▶ **EXERCISE DATA**
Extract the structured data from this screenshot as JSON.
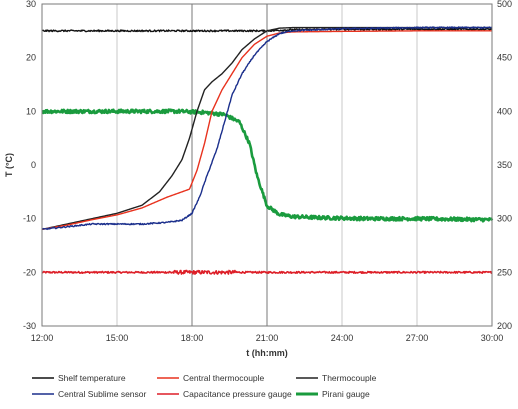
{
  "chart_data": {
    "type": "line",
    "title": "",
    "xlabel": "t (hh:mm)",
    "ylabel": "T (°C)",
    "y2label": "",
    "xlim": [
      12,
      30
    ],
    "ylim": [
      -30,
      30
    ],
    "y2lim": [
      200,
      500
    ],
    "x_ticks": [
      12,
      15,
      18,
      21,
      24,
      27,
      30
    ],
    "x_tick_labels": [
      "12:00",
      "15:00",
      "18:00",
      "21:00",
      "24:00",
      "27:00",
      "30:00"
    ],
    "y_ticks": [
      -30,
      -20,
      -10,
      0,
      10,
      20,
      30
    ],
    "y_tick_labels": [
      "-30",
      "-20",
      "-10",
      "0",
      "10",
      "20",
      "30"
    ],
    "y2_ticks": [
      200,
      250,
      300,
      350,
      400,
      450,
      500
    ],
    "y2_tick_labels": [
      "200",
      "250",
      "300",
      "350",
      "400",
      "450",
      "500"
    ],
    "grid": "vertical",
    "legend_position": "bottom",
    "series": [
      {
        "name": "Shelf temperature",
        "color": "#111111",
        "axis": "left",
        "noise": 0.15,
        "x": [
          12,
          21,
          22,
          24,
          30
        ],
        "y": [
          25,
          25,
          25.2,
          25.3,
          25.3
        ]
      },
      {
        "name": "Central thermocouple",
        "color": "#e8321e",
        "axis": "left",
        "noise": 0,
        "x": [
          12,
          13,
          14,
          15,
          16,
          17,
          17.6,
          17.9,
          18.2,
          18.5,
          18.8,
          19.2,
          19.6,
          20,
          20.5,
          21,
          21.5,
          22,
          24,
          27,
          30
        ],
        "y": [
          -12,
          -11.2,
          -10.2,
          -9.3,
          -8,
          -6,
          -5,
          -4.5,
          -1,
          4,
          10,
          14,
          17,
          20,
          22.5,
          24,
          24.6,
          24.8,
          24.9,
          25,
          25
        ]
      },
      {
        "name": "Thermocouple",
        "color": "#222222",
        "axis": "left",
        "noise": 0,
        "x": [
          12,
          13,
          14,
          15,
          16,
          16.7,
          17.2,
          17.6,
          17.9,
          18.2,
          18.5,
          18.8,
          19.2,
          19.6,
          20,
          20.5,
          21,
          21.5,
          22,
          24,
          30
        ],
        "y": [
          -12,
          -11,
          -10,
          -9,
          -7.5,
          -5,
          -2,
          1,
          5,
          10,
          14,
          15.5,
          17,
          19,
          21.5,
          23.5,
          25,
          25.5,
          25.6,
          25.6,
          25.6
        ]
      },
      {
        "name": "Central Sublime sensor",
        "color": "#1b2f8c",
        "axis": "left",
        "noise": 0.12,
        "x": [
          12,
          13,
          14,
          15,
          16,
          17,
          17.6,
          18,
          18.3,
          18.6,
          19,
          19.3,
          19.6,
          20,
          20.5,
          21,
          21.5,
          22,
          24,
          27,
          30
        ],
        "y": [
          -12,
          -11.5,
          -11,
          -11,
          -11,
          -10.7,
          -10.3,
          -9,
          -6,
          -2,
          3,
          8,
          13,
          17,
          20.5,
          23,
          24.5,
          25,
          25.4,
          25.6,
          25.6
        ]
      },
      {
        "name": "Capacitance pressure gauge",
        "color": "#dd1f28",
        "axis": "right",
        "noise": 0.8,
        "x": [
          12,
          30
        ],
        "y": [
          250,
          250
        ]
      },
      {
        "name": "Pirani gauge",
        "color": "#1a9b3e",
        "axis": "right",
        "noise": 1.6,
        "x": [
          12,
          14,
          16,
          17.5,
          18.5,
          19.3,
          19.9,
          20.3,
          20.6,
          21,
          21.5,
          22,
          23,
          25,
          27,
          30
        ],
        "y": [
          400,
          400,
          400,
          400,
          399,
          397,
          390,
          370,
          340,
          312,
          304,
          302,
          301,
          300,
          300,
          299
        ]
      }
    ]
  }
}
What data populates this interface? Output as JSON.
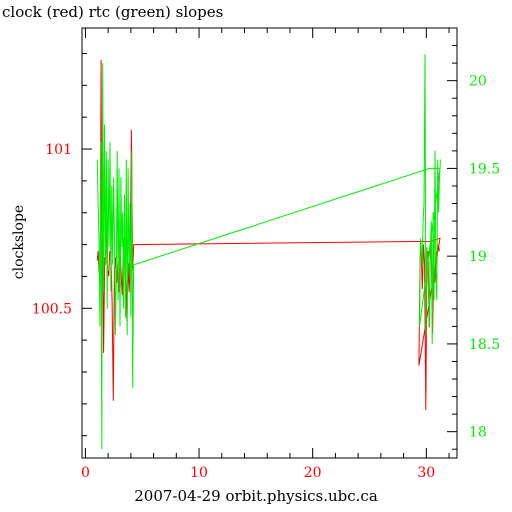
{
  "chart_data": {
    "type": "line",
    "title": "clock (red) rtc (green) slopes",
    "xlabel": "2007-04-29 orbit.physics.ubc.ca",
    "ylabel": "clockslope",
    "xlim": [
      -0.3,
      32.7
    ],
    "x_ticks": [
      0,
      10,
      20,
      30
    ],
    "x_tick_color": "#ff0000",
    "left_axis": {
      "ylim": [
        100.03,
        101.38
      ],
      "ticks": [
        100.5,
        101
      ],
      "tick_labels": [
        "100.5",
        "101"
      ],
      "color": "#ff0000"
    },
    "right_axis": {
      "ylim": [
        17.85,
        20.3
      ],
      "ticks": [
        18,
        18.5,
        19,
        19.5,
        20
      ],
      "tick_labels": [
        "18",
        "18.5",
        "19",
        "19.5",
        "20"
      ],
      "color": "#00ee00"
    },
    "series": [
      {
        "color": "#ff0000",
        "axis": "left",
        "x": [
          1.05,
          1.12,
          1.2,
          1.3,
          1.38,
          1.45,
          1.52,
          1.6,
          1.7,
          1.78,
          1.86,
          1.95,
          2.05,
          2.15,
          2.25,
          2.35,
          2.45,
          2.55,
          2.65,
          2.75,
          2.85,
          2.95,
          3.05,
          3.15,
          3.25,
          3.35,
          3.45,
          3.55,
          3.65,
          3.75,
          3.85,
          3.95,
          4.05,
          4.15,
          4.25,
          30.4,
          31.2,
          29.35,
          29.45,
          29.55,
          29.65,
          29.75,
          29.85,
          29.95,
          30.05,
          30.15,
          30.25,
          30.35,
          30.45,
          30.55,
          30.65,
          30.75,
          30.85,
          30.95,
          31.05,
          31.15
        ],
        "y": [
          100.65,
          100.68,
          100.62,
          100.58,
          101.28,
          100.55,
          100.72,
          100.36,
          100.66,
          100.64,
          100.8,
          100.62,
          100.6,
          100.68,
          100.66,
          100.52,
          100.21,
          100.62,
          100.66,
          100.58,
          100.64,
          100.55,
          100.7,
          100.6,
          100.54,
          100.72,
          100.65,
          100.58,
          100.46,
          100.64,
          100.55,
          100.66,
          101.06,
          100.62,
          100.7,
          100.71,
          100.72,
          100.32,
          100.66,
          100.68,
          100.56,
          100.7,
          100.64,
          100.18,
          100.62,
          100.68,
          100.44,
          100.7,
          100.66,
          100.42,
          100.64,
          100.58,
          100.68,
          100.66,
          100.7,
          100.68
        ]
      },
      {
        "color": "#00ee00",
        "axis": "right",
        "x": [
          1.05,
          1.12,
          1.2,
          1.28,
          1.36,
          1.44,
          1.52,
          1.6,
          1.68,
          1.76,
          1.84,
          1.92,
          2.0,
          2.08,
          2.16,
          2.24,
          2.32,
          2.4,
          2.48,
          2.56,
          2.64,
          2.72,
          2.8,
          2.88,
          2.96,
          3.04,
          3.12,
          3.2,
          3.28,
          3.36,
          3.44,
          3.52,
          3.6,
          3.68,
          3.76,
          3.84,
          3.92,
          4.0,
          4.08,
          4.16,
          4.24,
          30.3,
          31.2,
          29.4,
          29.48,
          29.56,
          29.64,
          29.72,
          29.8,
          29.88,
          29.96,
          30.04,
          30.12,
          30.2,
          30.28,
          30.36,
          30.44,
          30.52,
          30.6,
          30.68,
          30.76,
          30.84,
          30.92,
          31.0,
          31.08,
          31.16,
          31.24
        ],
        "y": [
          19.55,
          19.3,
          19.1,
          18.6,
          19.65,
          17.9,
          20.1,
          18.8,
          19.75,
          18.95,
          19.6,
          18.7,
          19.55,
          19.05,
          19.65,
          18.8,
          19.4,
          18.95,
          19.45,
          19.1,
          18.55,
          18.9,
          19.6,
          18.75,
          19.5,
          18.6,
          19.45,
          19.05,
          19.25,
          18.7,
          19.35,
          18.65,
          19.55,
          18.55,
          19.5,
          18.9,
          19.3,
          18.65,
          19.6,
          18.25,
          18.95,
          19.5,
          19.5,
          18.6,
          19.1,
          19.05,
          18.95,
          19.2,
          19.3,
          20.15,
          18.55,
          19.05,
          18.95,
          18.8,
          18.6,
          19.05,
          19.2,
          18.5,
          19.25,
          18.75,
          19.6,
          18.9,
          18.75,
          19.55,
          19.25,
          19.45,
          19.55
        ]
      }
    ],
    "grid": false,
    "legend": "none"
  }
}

▶ **WHAT IS EXPECTED**
Extract every line from the records above that contains the word "title".

▶ **RESPONSE TO THIS EXERCISE**
    "title": "",
    "title": "clock (red) rtc (green) slopes",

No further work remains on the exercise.